▶ **GOAL**
Please quote the material exactly, every line of it.

▶ **PROVIDED ENTRIES**
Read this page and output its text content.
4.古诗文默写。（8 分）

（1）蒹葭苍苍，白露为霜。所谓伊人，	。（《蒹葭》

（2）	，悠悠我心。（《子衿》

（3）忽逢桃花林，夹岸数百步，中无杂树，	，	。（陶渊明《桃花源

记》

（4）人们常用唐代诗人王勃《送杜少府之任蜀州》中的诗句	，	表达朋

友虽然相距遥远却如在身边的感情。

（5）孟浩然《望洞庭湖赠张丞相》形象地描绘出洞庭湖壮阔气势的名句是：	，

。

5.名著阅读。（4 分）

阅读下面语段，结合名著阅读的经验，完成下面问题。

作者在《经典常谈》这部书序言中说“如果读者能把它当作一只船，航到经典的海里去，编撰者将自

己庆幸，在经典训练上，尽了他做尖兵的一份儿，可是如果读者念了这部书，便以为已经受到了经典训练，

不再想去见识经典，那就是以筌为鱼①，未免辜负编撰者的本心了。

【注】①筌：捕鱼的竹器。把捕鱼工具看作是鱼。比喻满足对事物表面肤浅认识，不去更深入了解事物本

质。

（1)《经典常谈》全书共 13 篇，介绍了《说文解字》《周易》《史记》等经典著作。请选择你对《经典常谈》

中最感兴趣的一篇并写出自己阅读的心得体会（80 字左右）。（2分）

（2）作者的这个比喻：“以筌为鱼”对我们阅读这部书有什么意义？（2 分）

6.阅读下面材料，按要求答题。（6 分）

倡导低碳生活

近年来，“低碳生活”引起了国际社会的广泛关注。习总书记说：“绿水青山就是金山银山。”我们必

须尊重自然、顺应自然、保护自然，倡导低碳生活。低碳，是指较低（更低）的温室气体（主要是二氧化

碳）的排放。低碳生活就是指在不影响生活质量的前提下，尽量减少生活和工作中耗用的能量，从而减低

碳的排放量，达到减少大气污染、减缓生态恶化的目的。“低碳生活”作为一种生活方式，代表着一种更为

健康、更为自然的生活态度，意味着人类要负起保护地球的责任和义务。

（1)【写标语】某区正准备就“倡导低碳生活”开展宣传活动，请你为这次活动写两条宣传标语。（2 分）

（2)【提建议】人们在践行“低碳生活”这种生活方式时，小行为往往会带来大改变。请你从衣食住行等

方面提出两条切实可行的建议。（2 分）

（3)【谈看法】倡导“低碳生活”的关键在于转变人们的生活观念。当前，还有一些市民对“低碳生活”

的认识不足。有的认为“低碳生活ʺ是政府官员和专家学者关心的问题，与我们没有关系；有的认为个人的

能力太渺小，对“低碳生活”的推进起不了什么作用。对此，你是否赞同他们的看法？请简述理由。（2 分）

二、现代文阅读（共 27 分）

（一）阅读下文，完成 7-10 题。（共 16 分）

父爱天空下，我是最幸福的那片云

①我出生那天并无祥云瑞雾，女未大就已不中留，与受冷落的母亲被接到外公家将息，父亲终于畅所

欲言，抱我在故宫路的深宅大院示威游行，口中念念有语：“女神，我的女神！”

▶ **TASK ANSWER**
Read this page and output its text content.
4.古诗文默写。（8 分）

（1）蒹葭苍苍，白露为霜。所谓伊人，	。（《蒹葭》

（2）	，悠悠我心。（《子衿》

（3）忽逢桃花林，夹岸数百步，中无杂树，	，	。（陶渊明《桃花源

记》

（4）人们常用唐代诗人王勃《送杜少府之任蜀州》中的诗句	，	表达朋

友虽然相距遥远却如在身边的感情。

（5）孟浩然《望洞庭湖赠张丞相》形象地描绘出洞庭湖壮阔气势的名句是：	，

。

5.名著阅读。（4 分）

阅读下面语段，结合名著阅读的经验，完成下面问题。

作者在《经典常谈》这部书序言中说“如果读者能把它当作一只船，航到经典的海里去，编撰者将自

己庆幸，在经典训练上，尽了他做尖兵的一份儿，可是如果读者念了这部书，便以为已经受到了经典训练，

不再想去见识经典，那就是以筌为鱼①，未免辜负编撰者的本心了。

【注】①筌：捕鱼的竹器。把捕鱼工具看作是鱼。比喻满足对事物表面肤浅认识，不去更深入了解事物本

质。

（1)《经典常谈》全书共 13 篇，介绍了《说文解字》《周易》《史记》等经典著作。请选择你对《经典常谈》

中最感兴趣的一篇并写出自己阅读的心得体会（80 字左右）。（2分）

（2）作者的这个比喻：“以筌为鱼”对我们阅读这部书有什么意义？（2 分）

6.阅读下面材料，按要求答题。（6 分）

倡导低碳生活

近年来，“低碳生活”引起了国际社会的广泛关注。习总书记说：“绿水青山就是金山银山。”我们必

须尊重自然、顺应自然、保护自然，倡导低碳生活。低碳，是指较低（更低）的温室气体（主要是二氧化

碳）的排放。低碳生活就是指在不影响生活质量的前提下，尽量减少生活和工作中耗用的能量，从而减低

碳的排放量，达到减少大气污染、减缓生态恶化的目的。“低碳生活”作为一种生活方式，代表着一种更为

健康、更为自然的生活态度，意味着人类要负起保护地球的责任和义务。

（1)【写标语】某区正准备就“倡导低碳生活”开展宣传活动，请你为这次活动写两条宣传标语。（2 分）

（2)【提建议】人们在践行“低碳生活”这种生活方式时，小行为往往会带来大改变。请你从衣食住行等

方面提出两条切实可行的建议。（2 分）

（3)【谈看法】倡导“低碳生活”的关键在于转变人们的生活观念。当前，还有一些市民对“低碳生活”

的认识不足。有的认为“低碳生活ʺ是政府官员和专家学者关心的问题，与我们没有关系；有的认为个人的

能力太渺小，对“低碳生活”的推进起不了什么作用。对此，你是否赞同他们的看法？请简述理由。（2 分）

二、现代文阅读（共 27 分）

（一）阅读下文，完成 7-10 题。（共 16 分）

父爱天空下，我是最幸福的那片云

①我出生那天并无祥云瑞雾，女未大就已不中留，与受冷落的母亲被接到外公家将息，父亲终于畅所

欲言，抱我在故宫路的深宅大院示威游行，口中念念有语：“女神，我的女神！”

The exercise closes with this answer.